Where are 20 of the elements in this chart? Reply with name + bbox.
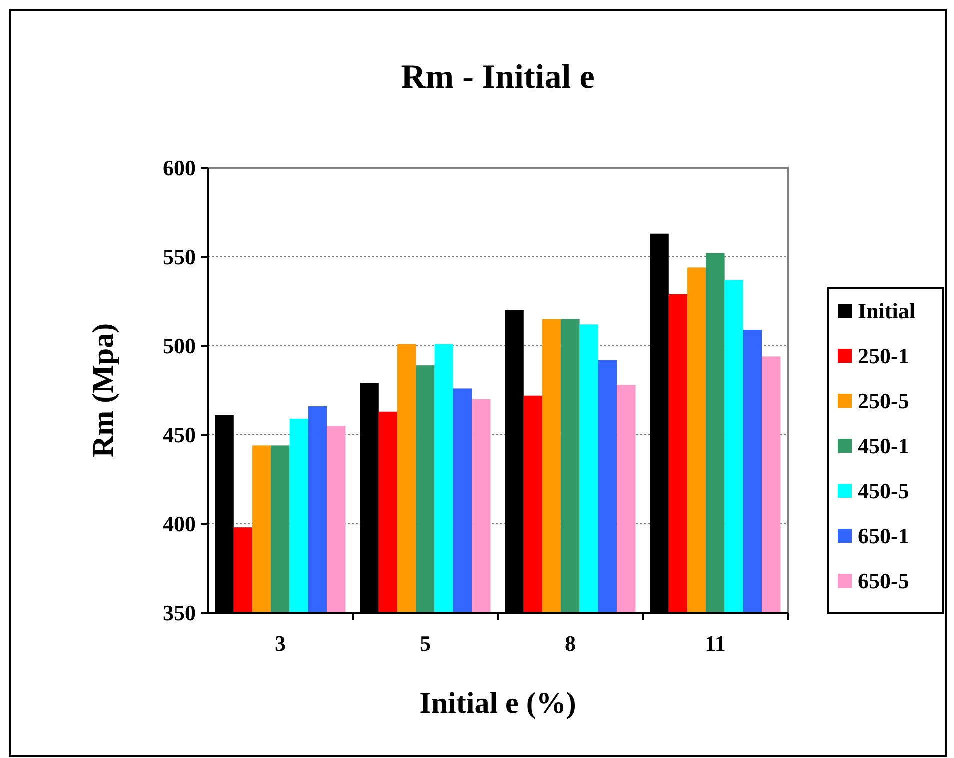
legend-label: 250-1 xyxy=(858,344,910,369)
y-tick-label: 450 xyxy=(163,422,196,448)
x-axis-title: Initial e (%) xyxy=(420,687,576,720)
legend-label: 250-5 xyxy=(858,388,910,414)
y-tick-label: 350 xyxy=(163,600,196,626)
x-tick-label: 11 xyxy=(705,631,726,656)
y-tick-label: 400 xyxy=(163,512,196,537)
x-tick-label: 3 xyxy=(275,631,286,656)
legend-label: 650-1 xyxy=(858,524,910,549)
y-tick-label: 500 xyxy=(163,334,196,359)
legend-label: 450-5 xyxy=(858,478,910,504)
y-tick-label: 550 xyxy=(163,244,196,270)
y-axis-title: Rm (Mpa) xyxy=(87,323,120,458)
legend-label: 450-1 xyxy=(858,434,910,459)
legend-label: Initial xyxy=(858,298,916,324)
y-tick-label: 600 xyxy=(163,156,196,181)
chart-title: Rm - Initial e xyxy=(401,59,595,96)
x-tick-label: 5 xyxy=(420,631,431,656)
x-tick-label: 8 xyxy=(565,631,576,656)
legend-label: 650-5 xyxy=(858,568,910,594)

== Description of the task ==
Present every line of the item above as a numbered list, dropping any blank lines and leaving the picture out.

== Written solution ==
1. Where are 20 of the elements in this chart? Reply with name + bbox.
2. legend-label: 250-1 xyxy=(858,344,910,369)
3. y-tick-label: 450 xyxy=(163,422,196,448)
4. x-axis-title: Initial e (%) xyxy=(420,687,576,720)
5. legend-label: 250-5 xyxy=(858,388,910,414)
6. y-tick-label: 350 xyxy=(163,600,196,626)
7. x-tick-label: 11 xyxy=(705,631,726,656)
8. y-tick-label: 400 xyxy=(163,512,196,537)
9. x-tick-label: 3 xyxy=(275,631,286,656)
10. legend-label: 650-1 xyxy=(858,524,910,549)
11. y-tick-label: 500 xyxy=(163,334,196,359)
12. legend-label: 450-5 xyxy=(858,478,910,504)
13. y-tick-label: 550 xyxy=(163,244,196,270)
14. y-axis-title: Rm (Mpa) xyxy=(87,323,120,458)
15. legend-label: 450-1 xyxy=(858,434,910,459)
16. legend-label: Initial xyxy=(858,298,916,324)
17. y-tick-label: 600 xyxy=(163,156,196,181)
18. chart-title: Rm - Initial e xyxy=(401,59,595,96)
19. x-tick-label: 5 xyxy=(420,631,431,656)
20. x-tick-label: 8 xyxy=(565,631,576,656)
21. legend-label: 650-5 xyxy=(858,568,910,594)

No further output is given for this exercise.